→ **Written exercise**
All entries should be output exactly as they stand.

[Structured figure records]
-- begin --

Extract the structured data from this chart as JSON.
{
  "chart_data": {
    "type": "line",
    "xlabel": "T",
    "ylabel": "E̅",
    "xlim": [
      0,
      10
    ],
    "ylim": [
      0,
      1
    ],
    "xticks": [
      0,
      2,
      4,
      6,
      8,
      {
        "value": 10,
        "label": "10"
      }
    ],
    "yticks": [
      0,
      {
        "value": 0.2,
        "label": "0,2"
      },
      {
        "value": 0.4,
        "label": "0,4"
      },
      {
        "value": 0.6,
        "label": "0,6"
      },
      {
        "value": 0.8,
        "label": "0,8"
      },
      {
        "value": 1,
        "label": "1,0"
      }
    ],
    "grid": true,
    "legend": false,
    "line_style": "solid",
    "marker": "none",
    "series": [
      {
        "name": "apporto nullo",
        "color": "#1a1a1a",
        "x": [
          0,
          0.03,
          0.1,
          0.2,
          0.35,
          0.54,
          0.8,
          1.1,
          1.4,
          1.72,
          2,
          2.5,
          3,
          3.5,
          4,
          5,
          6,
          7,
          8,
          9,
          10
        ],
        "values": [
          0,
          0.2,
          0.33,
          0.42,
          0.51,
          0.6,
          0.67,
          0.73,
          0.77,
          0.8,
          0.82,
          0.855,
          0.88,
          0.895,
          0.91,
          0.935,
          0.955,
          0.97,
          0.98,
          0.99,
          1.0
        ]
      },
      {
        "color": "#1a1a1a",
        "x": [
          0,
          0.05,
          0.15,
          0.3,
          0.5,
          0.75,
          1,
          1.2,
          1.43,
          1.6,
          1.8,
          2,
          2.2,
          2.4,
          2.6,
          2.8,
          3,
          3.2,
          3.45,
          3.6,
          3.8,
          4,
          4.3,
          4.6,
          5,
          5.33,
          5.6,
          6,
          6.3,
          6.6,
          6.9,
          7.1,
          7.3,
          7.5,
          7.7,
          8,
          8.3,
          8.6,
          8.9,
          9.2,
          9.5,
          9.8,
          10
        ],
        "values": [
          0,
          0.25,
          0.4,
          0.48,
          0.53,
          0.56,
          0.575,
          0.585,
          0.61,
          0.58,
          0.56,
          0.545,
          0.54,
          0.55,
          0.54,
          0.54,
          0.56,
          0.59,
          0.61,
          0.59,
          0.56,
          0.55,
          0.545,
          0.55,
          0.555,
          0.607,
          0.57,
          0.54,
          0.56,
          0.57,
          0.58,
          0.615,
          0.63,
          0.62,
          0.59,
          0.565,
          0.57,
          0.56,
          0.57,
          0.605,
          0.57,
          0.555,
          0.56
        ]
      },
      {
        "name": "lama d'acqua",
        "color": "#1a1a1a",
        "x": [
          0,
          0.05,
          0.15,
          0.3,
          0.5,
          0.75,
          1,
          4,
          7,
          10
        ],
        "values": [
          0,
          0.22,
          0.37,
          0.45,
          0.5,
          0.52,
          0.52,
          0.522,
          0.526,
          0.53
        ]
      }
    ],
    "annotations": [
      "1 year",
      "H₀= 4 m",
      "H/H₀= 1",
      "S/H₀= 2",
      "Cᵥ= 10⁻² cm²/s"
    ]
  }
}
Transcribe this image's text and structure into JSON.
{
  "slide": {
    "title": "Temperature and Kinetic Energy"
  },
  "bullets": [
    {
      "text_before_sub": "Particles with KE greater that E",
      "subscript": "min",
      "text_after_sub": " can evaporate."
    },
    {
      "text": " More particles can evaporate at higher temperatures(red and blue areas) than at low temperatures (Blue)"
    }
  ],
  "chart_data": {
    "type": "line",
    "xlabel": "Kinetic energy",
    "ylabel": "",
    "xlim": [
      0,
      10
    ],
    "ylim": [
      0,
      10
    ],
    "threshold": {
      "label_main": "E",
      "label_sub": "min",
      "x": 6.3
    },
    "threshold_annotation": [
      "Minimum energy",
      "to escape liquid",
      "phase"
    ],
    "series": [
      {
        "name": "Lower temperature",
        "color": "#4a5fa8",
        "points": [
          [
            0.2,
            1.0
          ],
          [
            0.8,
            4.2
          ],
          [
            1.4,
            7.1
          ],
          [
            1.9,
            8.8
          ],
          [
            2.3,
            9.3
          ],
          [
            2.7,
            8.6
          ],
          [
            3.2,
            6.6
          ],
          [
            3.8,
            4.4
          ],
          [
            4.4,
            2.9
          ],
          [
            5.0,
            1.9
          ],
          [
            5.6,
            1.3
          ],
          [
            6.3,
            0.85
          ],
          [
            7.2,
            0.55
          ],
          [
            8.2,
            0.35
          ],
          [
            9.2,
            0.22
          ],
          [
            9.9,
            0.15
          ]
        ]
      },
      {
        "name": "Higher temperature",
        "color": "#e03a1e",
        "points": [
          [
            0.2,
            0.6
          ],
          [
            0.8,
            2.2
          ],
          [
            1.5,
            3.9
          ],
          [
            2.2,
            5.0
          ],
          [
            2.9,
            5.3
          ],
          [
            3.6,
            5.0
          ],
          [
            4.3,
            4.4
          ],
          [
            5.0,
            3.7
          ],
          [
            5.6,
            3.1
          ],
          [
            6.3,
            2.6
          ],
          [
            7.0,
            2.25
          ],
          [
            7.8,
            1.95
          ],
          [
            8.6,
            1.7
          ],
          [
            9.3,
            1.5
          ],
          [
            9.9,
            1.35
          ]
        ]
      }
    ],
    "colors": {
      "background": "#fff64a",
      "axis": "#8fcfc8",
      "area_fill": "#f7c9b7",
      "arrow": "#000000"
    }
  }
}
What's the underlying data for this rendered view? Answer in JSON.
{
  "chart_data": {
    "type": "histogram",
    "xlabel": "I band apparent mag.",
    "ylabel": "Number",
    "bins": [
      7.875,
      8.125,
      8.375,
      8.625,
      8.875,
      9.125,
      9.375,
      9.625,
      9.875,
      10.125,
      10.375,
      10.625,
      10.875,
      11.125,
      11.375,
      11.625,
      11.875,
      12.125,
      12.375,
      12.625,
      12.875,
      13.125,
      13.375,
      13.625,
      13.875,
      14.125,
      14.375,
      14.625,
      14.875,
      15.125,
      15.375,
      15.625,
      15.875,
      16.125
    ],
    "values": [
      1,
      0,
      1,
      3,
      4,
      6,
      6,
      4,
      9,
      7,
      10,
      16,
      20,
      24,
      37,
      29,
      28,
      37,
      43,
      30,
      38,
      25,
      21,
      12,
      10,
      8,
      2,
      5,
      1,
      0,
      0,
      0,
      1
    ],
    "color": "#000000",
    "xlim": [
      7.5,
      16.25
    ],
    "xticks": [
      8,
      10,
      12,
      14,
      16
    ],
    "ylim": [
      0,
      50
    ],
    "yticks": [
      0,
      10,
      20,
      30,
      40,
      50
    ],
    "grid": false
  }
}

-- end --

→ **Output for this task**
Extract the structured data from this chart as JSON.
{
  "chart_data": {
    "type": "line",
    "xlabel": "T",
    "ylabel": "E̅",
    "xlim": [
      0,
      10
    ],
    "ylim": [
      0,
      1
    ],
    "xticks": [
      0,
      2,
      4,
      6,
      8,
      {
        "value": 10,
        "label": "10"
      }
    ],
    "yticks": [
      0,
      {
        "value": 0.2,
        "label": "0,2"
      },
      {
        "value": 0.4,
        "label": "0,4"
      },
      {
        "value": 0.6,
        "label": "0,6"
      },
      {
        "value": 0.8,
        "label": "0,8"
      },
      {
        "value": 1,
        "label": "1,0"
      }
    ],
    "grid": true,
    "legend": false,
    "line_style": "solid",
    "marker": "none",
    "series": [
      {
        "name": "apporto nullo",
        "color": "#1a1a1a",
        "x": [
          0,
          0.03,
          0.1,
          0.2,
          0.35,
          0.54,
          0.8,
          1.1,
          1.4,
          1.72,
          2,
          2.5,
          3,
          3.5,
          4,
          5,
          6,
          7,
          8,
          9,
          10
        ],
        "values": [
          0,
          0.2,
          0.33,
          0.42,
          0.51,
          0.6,
          0.67,
          0.73,
          0.77,
          0.8,
          0.82,
          0.855,
          0.88,
          0.895,
          0.91,
          0.935,
          0.955,
          0.97,
          0.98,
          0.99,
          1.0
        ]
      },
      {
        "color": "#1a1a1a",
        "x": [
          0,
          0.05,
          0.15,
          0.3,
          0.5,
          0.75,
          1,
          1.2,
          1.43,
          1.6,
          1.8,
          2,
          2.2,
          2.4,
          2.6,
          2.8,
          3,
          3.2,
          3.45,
          3.6,
          3.8,
          4,
          4.3,
          4.6,
          5,
          5.33,
          5.6,
          6,
          6.3,
          6.6,
          6.9,
          7.1,
          7.3,
          7.5,
          7.7,
          8,
          8.3,
          8.6,
          8.9,
          9.2,
          9.5,
          9.8,
          10
        ],
        "values": [
          0,
          0.25,
          0.4,
          0.48,
          0.53,
          0.56,
          0.575,
          0.585,
          0.61,
          0.58,
          0.56,
          0.545,
          0.54,
          0.55,
          0.54,
          0.54,
          0.56,
          0.59,
          0.61,
          0.59,
          0.56,
          0.55,
          0.545,
          0.55,
          0.555,
          0.607,
          0.57,
          0.54,
          0.56,
          0.57,
          0.58,
          0.615,
          0.63,
          0.62,
          0.59,
          0.565,
          0.57,
          0.56,
          0.57,
          0.605,
          0.57,
          0.555,
          0.56
        ]
      },
      {
        "name": "lama d'acqua",
        "color": "#1a1a1a",
        "x": [
          0,
          0.05,
          0.15,
          0.3,
          0.5,
          0.75,
          1,
          4,
          7,
          10
        ],
        "values": [
          0,
          0.22,
          0.37,
          0.45,
          0.5,
          0.52,
          0.52,
          0.522,
          0.526,
          0.53
        ]
      }
    ],
    "annotations": [
      "1 year",
      "H₀= 4 m",
      "H/H₀= 1",
      "S/H₀= 2",
      "Cᵥ= 10⁻² cm²/s"
    ]
  }
}
Transcribe this image's text and structure into JSON.
{
  "slide": {
    "title": "Temperature and Kinetic Energy"
  },
  "bullets": [
    {
      "text_before_sub": "Particles with KE greater that E",
      "subscript": "min",
      "text_after_sub": " can evaporate."
    },
    {
      "text": " More particles can evaporate at higher temperatures(red and blue areas) than at low temperatures (Blue)"
    }
  ],
  "chart_data": {
    "type": "line",
    "xlabel": "Kinetic energy",
    "ylabel": "",
    "xlim": [
      0,
      10
    ],
    "ylim": [
      0,
      10
    ],
    "threshold": {
      "label_main": "E",
      "label_sub": "min",
      "x": 6.3
    },
    "threshold_annotation": [
      "Minimum energy",
      "to escape liquid",
      "phase"
    ],
    "series": [
      {
        "name": "Lower temperature",
        "color": "#4a5fa8",
        "points": [
          [
            0.2,
            1.0
          ],
          [
            0.8,
            4.2
          ],
          [
            1.4,
            7.1
          ],
          [
            1.9,
            8.8
          ],
          [
            2.3,
            9.3
          ],
          [
            2.7,
            8.6
          ],
          [
            3.2,
            6.6
          ],
          [
            3.8,
            4.4
          ],
          [
            4.4,
            2.9
          ],
          [
            5.0,
            1.9
          ],
          [
            5.6,
            1.3
          ],
          [
            6.3,
            0.85
          ],
          [
            7.2,
            0.55
          ],
          [
            8.2,
            0.35
          ],
          [
            9.2,
            0.22
          ],
          [
            9.9,
            0.15
          ]
        ]
      },
      {
        "name": "Higher temperature",
        "color": "#e03a1e",
        "points": [
          [
            0.2,
            0.6
          ],
          [
            0.8,
            2.2
          ],
          [
            1.5,
            3.9
          ],
          [
            2.2,
            5.0
          ],
          [
            2.9,
            5.3
          ],
          [
            3.6,
            5.0
          ],
          [
            4.3,
            4.4
          ],
          [
            5.0,
            3.7
          ],
          [
            5.6,
            3.1
          ],
          [
            6.3,
            2.6
          ],
          [
            7.0,
            2.25
          ],
          [
            7.8,
            1.95
          ],
          [
            8.6,
            1.7
          ],
          [
            9.3,
            1.5
          ],
          [
            9.9,
            1.35
          ]
        ]
      }
    ],
    "colors": {
      "background": "#fff64a",
      "axis": "#8fcfc8",
      "area_fill": "#f7c9b7",
      "arrow": "#000000"
    }
  }
}
What's the underlying data for this rendered view? Answer in JSON.
{
  "chart_data": {
    "type": "histogram",
    "xlabel": "I band apparent mag.",
    "ylabel": "Number",
    "bins": [
      7.875,
      8.125,
      8.375,
      8.625,
      8.875,
      9.125,
      9.375,
      9.625,
      9.875,
      10.125,
      10.375,
      10.625,
      10.875,
      11.125,
      11.375,
      11.625,
      11.875,
      12.125,
      12.375,
      12.625,
      12.875,
      13.125,
      13.375,
      13.625,
      13.875,
      14.125,
      14.375,
      14.625,
      14.875,
      15.125,
      15.375,
      15.625,
      15.875,
      16.125
    ],
    "values": [
      1,
      0,
      1,
      3,
      4,
      6,
      6,
      4,
      9,
      7,
      10,
      16,
      20,
      24,
      37,
      29,
      28,
      37,
      43,
      30,
      38,
      25,
      21,
      12,
      10,
      8,
      2,
      5,
      1,
      0,
      0,
      0,
      1
    ],
    "color": "#000000",
    "xlim": [
      7.5,
      16.25
    ],
    "xticks": [
      8,
      10,
      12,
      14,
      16
    ],
    "ylim": [
      0,
      50
    ],
    "yticks": [
      0,
      10,
      20,
      30,
      40,
      50
    ],
    "grid": false
  }
}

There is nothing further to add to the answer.